Task brief: Wherever a line in the data below holds "name", copy that line.

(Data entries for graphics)
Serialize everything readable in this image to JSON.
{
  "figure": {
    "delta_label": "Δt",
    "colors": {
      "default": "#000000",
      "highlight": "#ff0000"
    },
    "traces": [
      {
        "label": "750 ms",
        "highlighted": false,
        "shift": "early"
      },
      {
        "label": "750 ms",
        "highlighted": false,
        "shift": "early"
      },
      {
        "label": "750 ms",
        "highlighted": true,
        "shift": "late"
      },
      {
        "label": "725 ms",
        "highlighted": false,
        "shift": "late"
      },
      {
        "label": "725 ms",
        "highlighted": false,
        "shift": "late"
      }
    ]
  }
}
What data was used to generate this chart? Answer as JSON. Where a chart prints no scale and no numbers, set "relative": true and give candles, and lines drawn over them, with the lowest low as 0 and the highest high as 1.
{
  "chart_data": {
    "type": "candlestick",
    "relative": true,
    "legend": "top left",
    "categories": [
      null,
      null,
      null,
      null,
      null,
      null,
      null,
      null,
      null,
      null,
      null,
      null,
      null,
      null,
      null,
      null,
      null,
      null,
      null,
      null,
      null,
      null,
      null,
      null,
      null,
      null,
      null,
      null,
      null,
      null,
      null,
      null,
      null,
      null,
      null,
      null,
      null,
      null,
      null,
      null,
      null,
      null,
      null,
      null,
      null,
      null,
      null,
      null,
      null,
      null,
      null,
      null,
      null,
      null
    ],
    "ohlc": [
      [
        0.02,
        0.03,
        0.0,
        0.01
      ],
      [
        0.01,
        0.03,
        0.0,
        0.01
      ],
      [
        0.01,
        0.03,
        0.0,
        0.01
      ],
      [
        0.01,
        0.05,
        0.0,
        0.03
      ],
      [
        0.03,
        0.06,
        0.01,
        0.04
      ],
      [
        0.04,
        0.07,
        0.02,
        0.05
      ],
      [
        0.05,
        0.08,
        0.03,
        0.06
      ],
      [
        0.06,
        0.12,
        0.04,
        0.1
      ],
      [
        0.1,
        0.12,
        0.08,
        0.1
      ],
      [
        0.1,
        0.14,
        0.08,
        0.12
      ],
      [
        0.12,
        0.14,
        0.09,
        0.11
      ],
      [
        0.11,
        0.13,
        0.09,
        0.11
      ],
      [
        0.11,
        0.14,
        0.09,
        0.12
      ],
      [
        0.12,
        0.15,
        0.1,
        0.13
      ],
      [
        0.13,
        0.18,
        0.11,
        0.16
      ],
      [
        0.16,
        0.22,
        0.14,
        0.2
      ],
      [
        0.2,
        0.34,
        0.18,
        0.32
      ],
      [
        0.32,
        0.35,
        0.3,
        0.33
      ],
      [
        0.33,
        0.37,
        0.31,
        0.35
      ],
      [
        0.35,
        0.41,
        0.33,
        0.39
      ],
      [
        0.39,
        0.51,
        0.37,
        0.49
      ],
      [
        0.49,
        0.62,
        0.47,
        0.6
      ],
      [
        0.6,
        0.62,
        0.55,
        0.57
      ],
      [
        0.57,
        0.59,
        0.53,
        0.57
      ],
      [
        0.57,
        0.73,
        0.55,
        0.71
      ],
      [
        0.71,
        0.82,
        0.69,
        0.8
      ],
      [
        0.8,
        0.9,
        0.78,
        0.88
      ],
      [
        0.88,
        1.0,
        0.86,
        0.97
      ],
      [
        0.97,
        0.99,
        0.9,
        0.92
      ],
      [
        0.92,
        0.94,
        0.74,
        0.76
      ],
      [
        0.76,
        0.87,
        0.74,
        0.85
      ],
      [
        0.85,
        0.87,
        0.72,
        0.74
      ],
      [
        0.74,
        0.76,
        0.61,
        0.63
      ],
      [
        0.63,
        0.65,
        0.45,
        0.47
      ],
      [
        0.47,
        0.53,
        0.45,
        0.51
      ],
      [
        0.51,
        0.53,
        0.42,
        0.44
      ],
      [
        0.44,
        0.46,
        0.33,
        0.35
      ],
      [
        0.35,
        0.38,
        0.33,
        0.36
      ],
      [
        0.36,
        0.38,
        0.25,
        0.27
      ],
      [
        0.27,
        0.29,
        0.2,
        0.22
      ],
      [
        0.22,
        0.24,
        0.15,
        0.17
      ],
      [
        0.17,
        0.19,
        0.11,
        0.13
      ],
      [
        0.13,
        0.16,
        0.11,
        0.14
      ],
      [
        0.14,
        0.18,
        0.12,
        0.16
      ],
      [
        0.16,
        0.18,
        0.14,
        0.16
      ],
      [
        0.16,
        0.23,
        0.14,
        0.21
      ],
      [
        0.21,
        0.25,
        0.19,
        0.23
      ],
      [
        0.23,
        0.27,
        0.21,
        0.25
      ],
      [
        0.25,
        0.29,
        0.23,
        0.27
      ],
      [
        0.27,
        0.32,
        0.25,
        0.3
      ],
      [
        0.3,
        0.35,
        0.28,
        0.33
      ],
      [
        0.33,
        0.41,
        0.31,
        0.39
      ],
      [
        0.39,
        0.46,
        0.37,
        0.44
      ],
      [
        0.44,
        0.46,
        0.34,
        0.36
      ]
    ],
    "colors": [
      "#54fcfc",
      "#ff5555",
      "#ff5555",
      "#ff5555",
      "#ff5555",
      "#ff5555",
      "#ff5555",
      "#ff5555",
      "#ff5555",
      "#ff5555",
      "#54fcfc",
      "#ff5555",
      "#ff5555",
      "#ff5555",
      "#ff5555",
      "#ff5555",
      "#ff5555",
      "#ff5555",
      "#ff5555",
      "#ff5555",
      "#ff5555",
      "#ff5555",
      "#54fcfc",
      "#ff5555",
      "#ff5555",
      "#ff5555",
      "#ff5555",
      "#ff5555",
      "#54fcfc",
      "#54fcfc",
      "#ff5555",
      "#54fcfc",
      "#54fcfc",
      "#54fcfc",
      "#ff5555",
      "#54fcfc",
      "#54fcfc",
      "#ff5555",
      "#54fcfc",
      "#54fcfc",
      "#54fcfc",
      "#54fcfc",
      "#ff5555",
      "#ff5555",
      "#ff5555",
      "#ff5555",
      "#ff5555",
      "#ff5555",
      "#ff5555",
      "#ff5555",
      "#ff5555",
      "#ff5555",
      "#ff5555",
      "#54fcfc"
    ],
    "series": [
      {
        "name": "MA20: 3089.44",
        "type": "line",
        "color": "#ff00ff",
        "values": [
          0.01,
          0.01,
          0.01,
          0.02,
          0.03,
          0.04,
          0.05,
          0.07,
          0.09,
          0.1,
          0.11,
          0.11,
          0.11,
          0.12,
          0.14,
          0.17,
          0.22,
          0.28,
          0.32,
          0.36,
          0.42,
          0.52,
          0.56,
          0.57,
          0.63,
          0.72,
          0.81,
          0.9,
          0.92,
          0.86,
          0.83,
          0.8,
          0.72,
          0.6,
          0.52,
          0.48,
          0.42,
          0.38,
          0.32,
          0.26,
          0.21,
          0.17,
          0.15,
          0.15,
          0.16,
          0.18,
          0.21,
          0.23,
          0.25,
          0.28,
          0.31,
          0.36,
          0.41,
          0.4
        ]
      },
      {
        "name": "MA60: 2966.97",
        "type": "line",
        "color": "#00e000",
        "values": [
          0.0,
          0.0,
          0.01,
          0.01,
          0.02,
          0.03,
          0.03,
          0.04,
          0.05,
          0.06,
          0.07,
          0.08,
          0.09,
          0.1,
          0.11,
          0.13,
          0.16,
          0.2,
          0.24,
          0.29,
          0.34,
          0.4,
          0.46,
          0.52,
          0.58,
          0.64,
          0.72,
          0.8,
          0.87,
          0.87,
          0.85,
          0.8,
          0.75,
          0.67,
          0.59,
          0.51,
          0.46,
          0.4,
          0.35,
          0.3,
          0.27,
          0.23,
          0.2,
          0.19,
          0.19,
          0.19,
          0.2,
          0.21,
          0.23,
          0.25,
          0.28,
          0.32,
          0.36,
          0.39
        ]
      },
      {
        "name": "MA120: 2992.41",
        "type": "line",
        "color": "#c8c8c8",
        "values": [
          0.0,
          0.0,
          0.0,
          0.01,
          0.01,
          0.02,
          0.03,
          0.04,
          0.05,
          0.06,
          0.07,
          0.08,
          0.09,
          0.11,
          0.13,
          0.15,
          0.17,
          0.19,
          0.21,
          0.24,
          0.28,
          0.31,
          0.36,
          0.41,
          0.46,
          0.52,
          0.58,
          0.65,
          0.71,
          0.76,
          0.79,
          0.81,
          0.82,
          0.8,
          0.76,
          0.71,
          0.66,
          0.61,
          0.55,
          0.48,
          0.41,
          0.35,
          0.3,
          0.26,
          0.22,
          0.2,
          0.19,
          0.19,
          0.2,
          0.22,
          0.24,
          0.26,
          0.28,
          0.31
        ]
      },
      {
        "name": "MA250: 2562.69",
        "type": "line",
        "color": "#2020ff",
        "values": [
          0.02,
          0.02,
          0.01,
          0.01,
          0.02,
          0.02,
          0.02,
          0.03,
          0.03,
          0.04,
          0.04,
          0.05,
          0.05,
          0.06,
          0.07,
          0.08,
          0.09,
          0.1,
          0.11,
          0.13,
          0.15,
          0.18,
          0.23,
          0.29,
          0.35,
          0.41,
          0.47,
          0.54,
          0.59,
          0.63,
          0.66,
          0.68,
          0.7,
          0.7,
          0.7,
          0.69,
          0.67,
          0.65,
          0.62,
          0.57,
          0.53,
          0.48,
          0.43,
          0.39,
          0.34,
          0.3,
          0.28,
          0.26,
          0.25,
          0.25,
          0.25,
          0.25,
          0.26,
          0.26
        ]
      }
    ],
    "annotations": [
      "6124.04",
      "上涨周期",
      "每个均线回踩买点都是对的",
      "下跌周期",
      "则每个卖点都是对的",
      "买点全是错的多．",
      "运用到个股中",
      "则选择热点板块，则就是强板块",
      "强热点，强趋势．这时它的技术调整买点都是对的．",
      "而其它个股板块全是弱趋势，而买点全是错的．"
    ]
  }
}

Reply:
        "name": "MA20: 3089.44",
        "name": "MA60: 2966.97",
        "name": "MA120: 2992.41",
        "name": "MA250: 2562.69",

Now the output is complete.